▶ _To be done_:
Return every record exactly as written.
(begin)
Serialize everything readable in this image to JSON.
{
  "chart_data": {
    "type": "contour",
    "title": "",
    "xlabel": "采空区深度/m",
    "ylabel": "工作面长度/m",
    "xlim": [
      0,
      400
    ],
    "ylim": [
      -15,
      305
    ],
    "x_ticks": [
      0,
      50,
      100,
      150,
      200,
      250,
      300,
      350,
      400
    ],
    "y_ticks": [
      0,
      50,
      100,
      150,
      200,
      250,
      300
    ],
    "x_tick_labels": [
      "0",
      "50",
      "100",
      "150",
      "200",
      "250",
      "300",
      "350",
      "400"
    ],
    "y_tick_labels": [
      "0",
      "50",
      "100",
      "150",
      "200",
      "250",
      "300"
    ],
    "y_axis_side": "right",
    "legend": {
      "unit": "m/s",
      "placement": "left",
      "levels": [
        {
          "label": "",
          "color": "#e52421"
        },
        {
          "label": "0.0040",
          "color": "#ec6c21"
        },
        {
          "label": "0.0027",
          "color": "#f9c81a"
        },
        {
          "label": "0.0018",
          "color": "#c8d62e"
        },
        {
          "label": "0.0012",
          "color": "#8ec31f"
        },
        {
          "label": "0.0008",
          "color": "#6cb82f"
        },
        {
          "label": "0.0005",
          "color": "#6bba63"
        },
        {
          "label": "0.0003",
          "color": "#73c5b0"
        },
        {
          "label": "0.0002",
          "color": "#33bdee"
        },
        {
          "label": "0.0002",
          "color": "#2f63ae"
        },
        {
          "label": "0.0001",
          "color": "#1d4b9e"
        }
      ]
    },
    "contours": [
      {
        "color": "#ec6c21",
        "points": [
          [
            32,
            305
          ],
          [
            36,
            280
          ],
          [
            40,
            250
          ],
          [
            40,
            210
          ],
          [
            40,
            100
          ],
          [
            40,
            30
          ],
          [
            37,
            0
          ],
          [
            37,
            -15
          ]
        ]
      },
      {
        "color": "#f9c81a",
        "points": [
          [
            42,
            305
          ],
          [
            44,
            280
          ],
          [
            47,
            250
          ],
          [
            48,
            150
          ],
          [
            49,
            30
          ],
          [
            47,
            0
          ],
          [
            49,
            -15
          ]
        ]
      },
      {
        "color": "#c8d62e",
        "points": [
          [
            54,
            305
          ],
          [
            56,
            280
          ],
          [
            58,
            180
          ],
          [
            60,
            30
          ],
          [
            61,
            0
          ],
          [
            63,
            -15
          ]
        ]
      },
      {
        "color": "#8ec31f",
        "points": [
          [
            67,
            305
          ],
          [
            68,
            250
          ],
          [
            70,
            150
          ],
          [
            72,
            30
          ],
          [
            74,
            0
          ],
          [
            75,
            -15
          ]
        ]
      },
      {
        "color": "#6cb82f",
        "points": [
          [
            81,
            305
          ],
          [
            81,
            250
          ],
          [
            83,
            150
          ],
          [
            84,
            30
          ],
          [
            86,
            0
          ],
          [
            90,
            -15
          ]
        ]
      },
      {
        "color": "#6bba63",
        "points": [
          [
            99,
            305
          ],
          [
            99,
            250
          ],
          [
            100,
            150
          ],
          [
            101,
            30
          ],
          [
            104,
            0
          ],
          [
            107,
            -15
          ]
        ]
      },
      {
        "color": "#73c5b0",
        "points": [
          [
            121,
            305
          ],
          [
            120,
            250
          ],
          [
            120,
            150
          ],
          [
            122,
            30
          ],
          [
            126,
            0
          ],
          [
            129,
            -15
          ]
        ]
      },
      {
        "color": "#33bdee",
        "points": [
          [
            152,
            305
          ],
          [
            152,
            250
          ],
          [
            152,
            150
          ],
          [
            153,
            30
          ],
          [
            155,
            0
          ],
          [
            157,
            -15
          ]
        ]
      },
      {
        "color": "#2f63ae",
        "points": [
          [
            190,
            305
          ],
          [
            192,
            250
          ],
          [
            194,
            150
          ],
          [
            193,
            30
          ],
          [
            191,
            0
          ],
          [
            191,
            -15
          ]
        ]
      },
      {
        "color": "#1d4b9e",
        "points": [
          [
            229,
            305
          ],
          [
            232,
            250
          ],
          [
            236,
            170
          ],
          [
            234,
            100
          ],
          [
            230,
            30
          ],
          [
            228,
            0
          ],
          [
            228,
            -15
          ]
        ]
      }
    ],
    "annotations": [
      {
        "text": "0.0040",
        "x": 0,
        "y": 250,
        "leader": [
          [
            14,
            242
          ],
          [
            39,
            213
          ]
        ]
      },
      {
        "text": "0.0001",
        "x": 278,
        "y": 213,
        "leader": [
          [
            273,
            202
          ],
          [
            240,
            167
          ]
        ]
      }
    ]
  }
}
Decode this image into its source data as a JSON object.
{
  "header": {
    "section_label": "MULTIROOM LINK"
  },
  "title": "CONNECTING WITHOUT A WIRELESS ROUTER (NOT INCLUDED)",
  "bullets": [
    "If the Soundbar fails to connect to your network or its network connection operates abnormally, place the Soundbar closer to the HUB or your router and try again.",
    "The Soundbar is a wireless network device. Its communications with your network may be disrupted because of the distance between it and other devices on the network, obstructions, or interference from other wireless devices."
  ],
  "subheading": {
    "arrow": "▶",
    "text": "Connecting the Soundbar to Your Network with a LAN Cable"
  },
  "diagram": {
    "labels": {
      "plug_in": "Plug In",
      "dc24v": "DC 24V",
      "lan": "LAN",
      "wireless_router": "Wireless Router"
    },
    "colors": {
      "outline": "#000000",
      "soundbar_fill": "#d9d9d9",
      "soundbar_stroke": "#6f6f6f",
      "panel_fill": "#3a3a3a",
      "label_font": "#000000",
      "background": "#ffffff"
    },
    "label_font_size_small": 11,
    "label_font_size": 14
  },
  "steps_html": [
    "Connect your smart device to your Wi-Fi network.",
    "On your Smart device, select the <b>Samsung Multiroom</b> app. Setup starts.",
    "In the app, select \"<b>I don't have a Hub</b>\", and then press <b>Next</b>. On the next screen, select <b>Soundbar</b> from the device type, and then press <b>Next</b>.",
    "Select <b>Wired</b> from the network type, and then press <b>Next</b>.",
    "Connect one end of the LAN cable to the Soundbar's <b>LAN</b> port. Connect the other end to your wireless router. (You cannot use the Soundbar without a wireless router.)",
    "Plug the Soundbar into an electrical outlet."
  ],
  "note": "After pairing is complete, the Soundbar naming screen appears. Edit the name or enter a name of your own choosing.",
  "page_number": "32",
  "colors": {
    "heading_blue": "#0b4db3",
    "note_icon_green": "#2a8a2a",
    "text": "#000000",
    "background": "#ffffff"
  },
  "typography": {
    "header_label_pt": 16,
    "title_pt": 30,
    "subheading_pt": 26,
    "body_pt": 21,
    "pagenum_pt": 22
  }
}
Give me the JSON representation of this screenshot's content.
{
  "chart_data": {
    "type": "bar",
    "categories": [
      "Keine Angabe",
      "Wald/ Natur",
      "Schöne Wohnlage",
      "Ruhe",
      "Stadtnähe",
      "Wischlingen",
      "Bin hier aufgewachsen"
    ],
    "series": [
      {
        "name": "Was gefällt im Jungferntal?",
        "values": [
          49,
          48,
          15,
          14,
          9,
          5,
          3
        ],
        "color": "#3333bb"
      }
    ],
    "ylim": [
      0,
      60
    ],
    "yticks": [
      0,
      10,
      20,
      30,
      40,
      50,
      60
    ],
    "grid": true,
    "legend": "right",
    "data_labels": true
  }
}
(end)
▶ _Task response_:
Serialize everything readable in this image to JSON.
{
  "chart_data": {
    "type": "contour",
    "title": "",
    "xlabel": "采空区深度/m",
    "ylabel": "工作面长度/m",
    "xlim": [
      0,
      400
    ],
    "ylim": [
      -15,
      305
    ],
    "x_ticks": [
      0,
      50,
      100,
      150,
      200,
      250,
      300,
      350,
      400
    ],
    "y_ticks": [
      0,
      50,
      100,
      150,
      200,
      250,
      300
    ],
    "x_tick_labels": [
      "0",
      "50",
      "100",
      "150",
      "200",
      "250",
      "300",
      "350",
      "400"
    ],
    "y_tick_labels": [
      "0",
      "50",
      "100",
      "150",
      "200",
      "250",
      "300"
    ],
    "y_axis_side": "right",
    "legend": {
      "unit": "m/s",
      "placement": "left",
      "levels": [
        {
          "label": "",
          "color": "#e52421"
        },
        {
          "label": "0.0040",
          "color": "#ec6c21"
        },
        {
          "label": "0.0027",
          "color": "#f9c81a"
        },
        {
          "label": "0.0018",
          "color": "#c8d62e"
        },
        {
          "label": "0.0012",
          "color": "#8ec31f"
        },
        {
          "label": "0.0008",
          "color": "#6cb82f"
        },
        {
          "label": "0.0005",
          "color": "#6bba63"
        },
        {
          "label": "0.0003",
          "color": "#73c5b0"
        },
        {
          "label": "0.0002",
          "color": "#33bdee"
        },
        {
          "label": "0.0002",
          "color": "#2f63ae"
        },
        {
          "label": "0.0001",
          "color": "#1d4b9e"
        }
      ]
    },
    "contours": [
      {
        "color": "#ec6c21",
        "points": [
          [
            32,
            305
          ],
          [
            36,
            280
          ],
          [
            40,
            250
          ],
          [
            40,
            210
          ],
          [
            40,
            100
          ],
          [
            40,
            30
          ],
          [
            37,
            0
          ],
          [
            37,
            -15
          ]
        ]
      },
      {
        "color": "#f9c81a",
        "points": [
          [
            42,
            305
          ],
          [
            44,
            280
          ],
          [
            47,
            250
          ],
          [
            48,
            150
          ],
          [
            49,
            30
          ],
          [
            47,
            0
          ],
          [
            49,
            -15
          ]
        ]
      },
      {
        "color": "#c8d62e",
        "points": [
          [
            54,
            305
          ],
          [
            56,
            280
          ],
          [
            58,
            180
          ],
          [
            60,
            30
          ],
          [
            61,
            0
          ],
          [
            63,
            -15
          ]
        ]
      },
      {
        "color": "#8ec31f",
        "points": [
          [
            67,
            305
          ],
          [
            68,
            250
          ],
          [
            70,
            150
          ],
          [
            72,
            30
          ],
          [
            74,
            0
          ],
          [
            75,
            -15
          ]
        ]
      },
      {
        "color": "#6cb82f",
        "points": [
          [
            81,
            305
          ],
          [
            81,
            250
          ],
          [
            83,
            150
          ],
          [
            84,
            30
          ],
          [
            86,
            0
          ],
          [
            90,
            -15
          ]
        ]
      },
      {
        "color": "#6bba63",
        "points": [
          [
            99,
            305
          ],
          [
            99,
            250
          ],
          [
            100,
            150
          ],
          [
            101,
            30
          ],
          [
            104,
            0
          ],
          [
            107,
            -15
          ]
        ]
      },
      {
        "color": "#73c5b0",
        "points": [
          [
            121,
            305
          ],
          [
            120,
            250
          ],
          [
            120,
            150
          ],
          [
            122,
            30
          ],
          [
            126,
            0
          ],
          [
            129,
            -15
          ]
        ]
      },
      {
        "color": "#33bdee",
        "points": [
          [
            152,
            305
          ],
          [
            152,
            250
          ],
          [
            152,
            150
          ],
          [
            153,
            30
          ],
          [
            155,
            0
          ],
          [
            157,
            -15
          ]
        ]
      },
      {
        "color": "#2f63ae",
        "points": [
          [
            190,
            305
          ],
          [
            192,
            250
          ],
          [
            194,
            150
          ],
          [
            193,
            30
          ],
          [
            191,
            0
          ],
          [
            191,
            -15
          ]
        ]
      },
      {
        "color": "#1d4b9e",
        "points": [
          [
            229,
            305
          ],
          [
            232,
            250
          ],
          [
            236,
            170
          ],
          [
            234,
            100
          ],
          [
            230,
            30
          ],
          [
            228,
            0
          ],
          [
            228,
            -15
          ]
        ]
      }
    ],
    "annotations": [
      {
        "text": "0.0040",
        "x": 0,
        "y": 250,
        "leader": [
          [
            14,
            242
          ],
          [
            39,
            213
          ]
        ]
      },
      {
        "text": "0.0001",
        "x": 278,
        "y": 213,
        "leader": [
          [
            273,
            202
          ],
          [
            240,
            167
          ]
        ]
      }
    ]
  }
}
Decode this image into its source data as a JSON object.
{
  "header": {
    "section_label": "MULTIROOM LINK"
  },
  "title": "CONNECTING WITHOUT A WIRELESS ROUTER (NOT INCLUDED)",
  "bullets": [
    "If the Soundbar fails to connect to your network or its network connection operates abnormally, place the Soundbar closer to the HUB or your router and try again.",
    "The Soundbar is a wireless network device. Its communications with your network may be disrupted because of the distance between it and other devices on the network, obstructions, or interference from other wireless devices."
  ],
  "subheading": {
    "arrow": "▶",
    "text": "Connecting the Soundbar to Your Network with a LAN Cable"
  },
  "diagram": {
    "labels": {
      "plug_in": "Plug In",
      "dc24v": "DC 24V",
      "lan": "LAN",
      "wireless_router": "Wireless Router"
    },
    "colors": {
      "outline": "#000000",
      "soundbar_fill": "#d9d9d9",
      "soundbar_stroke": "#6f6f6f",
      "panel_fill": "#3a3a3a",
      "label_font": "#000000",
      "background": "#ffffff"
    },
    "label_font_size_small": 11,
    "label_font_size": 14
  },
  "steps_html": [
    "Connect your smart device to your Wi-Fi network.",
    "On your Smart device, select the <b>Samsung Multiroom</b> app. Setup starts.",
    "In the app, select \"<b>I don't have a Hub</b>\", and then press <b>Next</b>. On the next screen, select <b>Soundbar</b> from the device type, and then press <b>Next</b>.",
    "Select <b>Wired</b> from the network type, and then press <b>Next</b>.",
    "Connect one end of the LAN cable to the Soundbar's <b>LAN</b> port. Connect the other end to your wireless router. (You cannot use the Soundbar without a wireless router.)",
    "Plug the Soundbar into an electrical outlet."
  ],
  "note": "After pairing is complete, the Soundbar naming screen appears. Edit the name or enter a name of your own choosing.",
  "page_number": "32",
  "colors": {
    "heading_blue": "#0b4db3",
    "note_icon_green": "#2a8a2a",
    "text": "#000000",
    "background": "#ffffff"
  },
  "typography": {
    "header_label_pt": 16,
    "title_pt": 30,
    "subheading_pt": 26,
    "body_pt": 21,
    "pagenum_pt": 22
  }
}
Give me the JSON representation of this screenshot's content.
{
  "chart_data": {
    "type": "bar",
    "categories": [
      "Keine Angabe",
      "Wald/ Natur",
      "Schöne Wohnlage",
      "Ruhe",
      "Stadtnähe",
      "Wischlingen",
      "Bin hier aufgewachsen"
    ],
    "series": [
      {
        "name": "Was gefällt im Jungferntal?",
        "values": [
          49,
          48,
          15,
          14,
          9,
          5,
          3
        ],
        "color": "#3333bb"
      }
    ],
    "ylim": [
      0,
      60
    ],
    "yticks": [
      0,
      10,
      20,
      30,
      40,
      50,
      60
    ],
    "grid": true,
    "legend": "right",
    "data_labels": true
  }
}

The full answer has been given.